→ TASK BRIEF: Return the lines where the word "изложить" occurs.

-------

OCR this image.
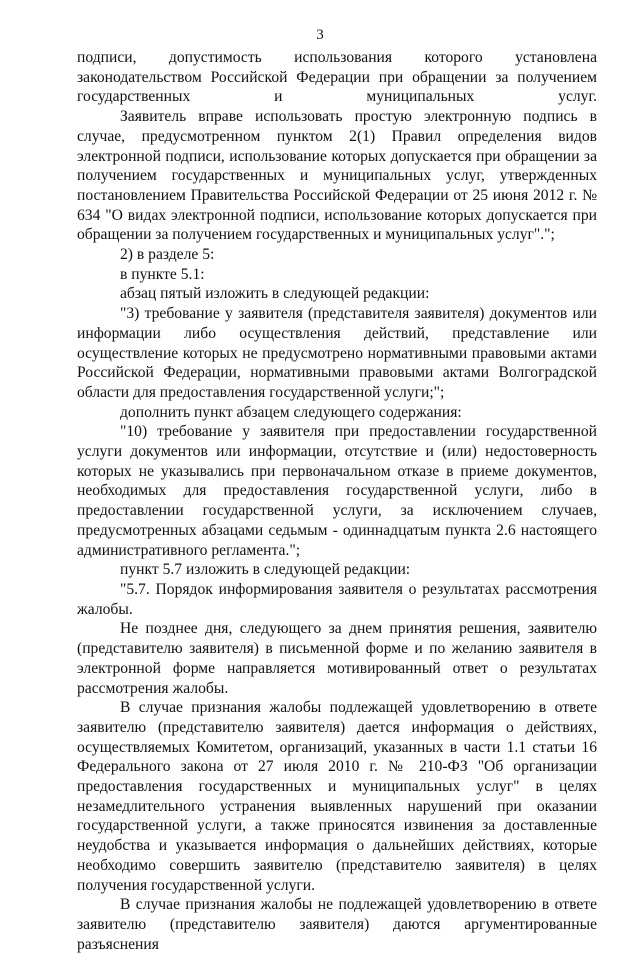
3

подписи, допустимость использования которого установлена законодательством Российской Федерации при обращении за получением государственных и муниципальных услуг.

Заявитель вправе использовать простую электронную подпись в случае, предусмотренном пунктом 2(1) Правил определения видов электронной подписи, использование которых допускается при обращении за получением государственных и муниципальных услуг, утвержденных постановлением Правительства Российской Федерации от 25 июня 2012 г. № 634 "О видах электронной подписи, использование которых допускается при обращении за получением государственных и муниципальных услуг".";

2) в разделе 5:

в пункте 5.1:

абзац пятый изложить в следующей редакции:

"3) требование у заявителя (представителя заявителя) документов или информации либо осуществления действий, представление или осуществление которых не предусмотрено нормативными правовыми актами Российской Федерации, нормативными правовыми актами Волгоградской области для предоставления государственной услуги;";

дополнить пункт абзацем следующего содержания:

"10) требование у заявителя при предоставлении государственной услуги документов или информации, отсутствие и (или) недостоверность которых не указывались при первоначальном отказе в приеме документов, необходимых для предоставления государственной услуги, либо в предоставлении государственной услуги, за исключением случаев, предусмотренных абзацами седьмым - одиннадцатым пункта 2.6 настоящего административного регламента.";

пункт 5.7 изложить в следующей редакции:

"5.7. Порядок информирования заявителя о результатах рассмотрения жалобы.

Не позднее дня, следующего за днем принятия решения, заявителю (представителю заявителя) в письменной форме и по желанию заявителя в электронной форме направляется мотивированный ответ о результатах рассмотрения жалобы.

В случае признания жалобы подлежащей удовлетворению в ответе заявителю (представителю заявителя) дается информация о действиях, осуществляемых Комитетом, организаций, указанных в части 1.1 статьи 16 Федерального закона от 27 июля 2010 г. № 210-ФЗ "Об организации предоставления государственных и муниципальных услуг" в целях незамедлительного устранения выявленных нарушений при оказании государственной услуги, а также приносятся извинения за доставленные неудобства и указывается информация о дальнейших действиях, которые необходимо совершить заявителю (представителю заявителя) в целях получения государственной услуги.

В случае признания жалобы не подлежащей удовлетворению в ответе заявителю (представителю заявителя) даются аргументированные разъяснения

-------

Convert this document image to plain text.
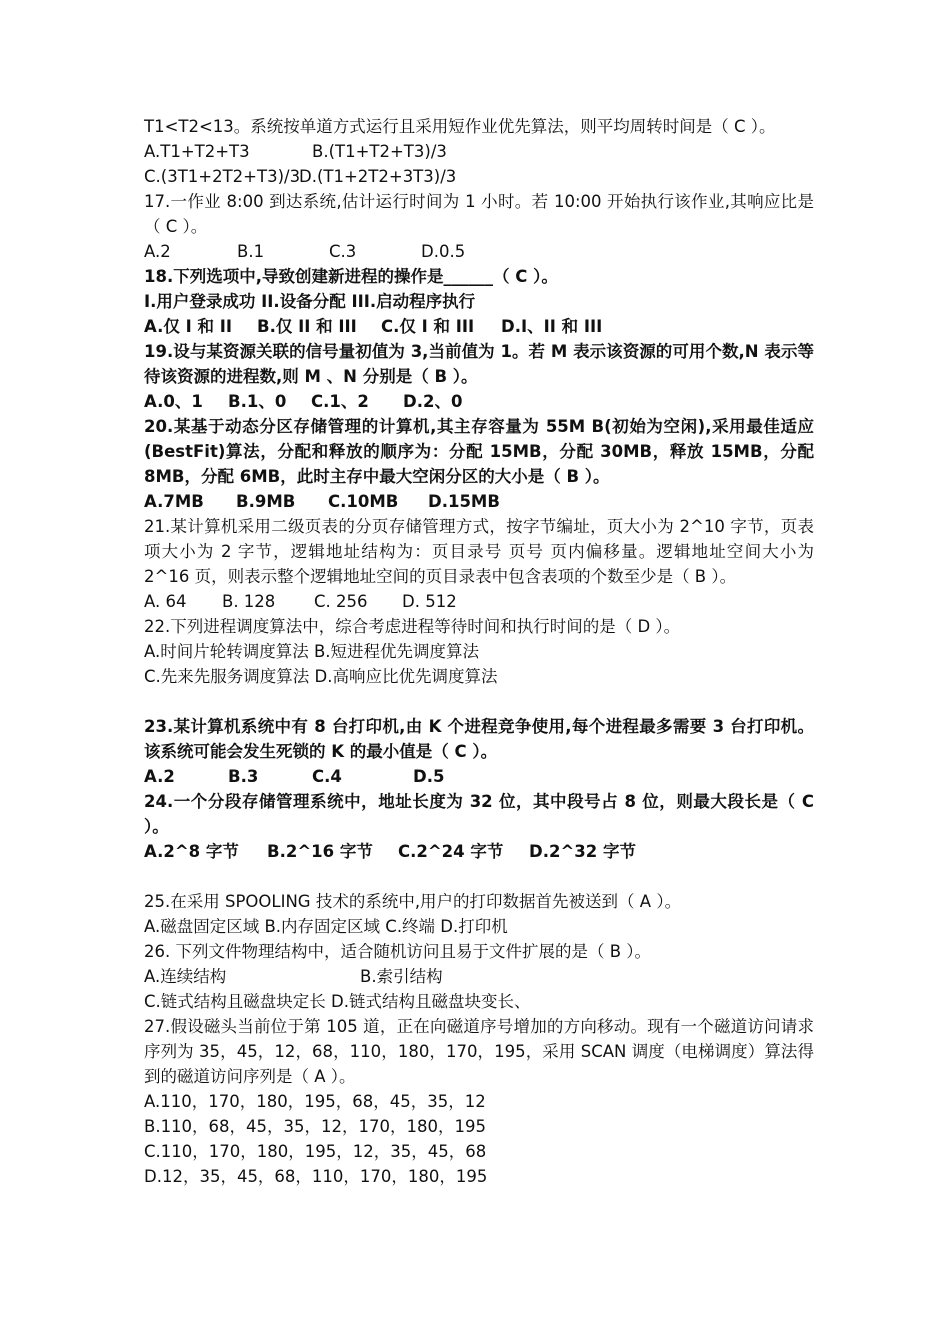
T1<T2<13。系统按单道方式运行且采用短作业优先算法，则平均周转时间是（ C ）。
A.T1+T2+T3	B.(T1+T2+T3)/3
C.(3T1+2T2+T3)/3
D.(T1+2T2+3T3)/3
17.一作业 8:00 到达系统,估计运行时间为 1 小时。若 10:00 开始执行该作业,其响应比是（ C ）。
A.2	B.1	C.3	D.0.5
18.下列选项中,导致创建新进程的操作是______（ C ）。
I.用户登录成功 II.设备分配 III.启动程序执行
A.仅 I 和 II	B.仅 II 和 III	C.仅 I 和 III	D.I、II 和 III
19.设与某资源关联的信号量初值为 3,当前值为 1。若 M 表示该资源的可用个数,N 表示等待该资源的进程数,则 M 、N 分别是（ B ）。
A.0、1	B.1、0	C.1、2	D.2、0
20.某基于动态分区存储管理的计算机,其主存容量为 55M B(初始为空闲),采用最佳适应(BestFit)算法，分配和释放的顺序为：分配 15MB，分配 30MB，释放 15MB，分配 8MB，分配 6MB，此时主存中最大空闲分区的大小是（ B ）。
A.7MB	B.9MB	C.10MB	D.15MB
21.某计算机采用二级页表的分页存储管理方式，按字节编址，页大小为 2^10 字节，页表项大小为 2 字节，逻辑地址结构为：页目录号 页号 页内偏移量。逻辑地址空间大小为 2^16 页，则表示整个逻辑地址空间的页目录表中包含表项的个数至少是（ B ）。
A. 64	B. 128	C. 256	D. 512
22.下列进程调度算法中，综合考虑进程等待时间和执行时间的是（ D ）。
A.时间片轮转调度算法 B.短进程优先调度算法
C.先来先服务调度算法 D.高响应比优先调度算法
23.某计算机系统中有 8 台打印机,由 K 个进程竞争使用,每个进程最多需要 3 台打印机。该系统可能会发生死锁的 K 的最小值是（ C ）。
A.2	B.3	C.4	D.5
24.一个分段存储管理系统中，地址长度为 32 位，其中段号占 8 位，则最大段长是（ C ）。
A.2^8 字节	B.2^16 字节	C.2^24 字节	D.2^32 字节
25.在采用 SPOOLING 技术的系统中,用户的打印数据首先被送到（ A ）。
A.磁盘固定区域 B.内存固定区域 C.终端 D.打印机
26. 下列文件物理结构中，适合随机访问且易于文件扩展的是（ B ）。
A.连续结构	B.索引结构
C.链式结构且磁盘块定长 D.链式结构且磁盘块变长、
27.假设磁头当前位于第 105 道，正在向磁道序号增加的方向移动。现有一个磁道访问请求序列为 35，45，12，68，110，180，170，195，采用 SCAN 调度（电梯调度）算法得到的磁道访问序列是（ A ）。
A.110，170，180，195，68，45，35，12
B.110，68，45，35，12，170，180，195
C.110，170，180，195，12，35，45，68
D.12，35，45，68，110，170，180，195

-------

→ WRITTEN RESPONSE:
абзац пятый изложить в следующей редакции:
пункт 5.7 изложить в следующей редакции:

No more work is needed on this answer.